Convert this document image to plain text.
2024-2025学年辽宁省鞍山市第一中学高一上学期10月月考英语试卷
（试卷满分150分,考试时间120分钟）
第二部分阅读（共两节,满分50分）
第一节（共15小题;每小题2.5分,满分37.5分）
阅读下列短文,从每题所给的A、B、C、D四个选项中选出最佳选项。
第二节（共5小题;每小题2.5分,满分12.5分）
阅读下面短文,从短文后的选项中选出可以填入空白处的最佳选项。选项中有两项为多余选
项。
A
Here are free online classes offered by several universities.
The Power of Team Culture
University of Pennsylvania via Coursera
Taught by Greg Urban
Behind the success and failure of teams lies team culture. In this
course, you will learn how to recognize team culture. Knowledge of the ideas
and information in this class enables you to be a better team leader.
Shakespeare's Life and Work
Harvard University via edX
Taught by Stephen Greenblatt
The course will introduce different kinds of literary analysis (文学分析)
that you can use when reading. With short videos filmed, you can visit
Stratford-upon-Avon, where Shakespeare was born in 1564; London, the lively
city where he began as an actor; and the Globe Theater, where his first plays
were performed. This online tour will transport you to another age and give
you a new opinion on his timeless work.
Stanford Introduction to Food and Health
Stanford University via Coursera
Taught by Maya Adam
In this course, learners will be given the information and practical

+--

In this exercise, repeat all entries exactly.

Convert this document image to plain text.
2024-2025学年辽宁省鞍山市第一中学高一上学期10月月考英语试卷
（试卷满分150分,考试时间120分钟）
第二部分阅读（共两节,满分50分）
第一节（共15小题;每小题2.5分,满分37.5分）
阅读下列短文,从每题所给的A、B、C、D四个选项中选出最佳选项。
第二节（共5小题;每小题2.5分,满分12.5分）
阅读下面短文,从短文后的选项中选出可以填入空白处的最佳选项。选项中有两项为多余选
项。
A
Here are free online classes offered by several universities.
The Power of Team Culture
University of Pennsylvania via Coursera
Taught by Greg Urban
Behind the success and failure of teams lies team culture. In this
course, you will learn how to recognize team culture. Knowledge of the ideas
and information in this class enables you to be a better team leader.
Shakespeare's Life and Work
Harvard University via edX
Taught by Stephen Greenblatt
The course will introduce different kinds of literary analysis (文学分析)
that you can use when reading. With short videos filmed, you can visit
Stratford-upon-Avon, where Shakespeare was born in 1564; London, the lively
city where he began as an actor; and the Globe Theater, where his first plays
were performed. This online tour will transport you to another age and give
you a new opinion on his timeless work.
Stanford Introduction to Food and Health
Stanford University via Coursera
Taught by Maya Adam
In this course, learners will be given the information and practical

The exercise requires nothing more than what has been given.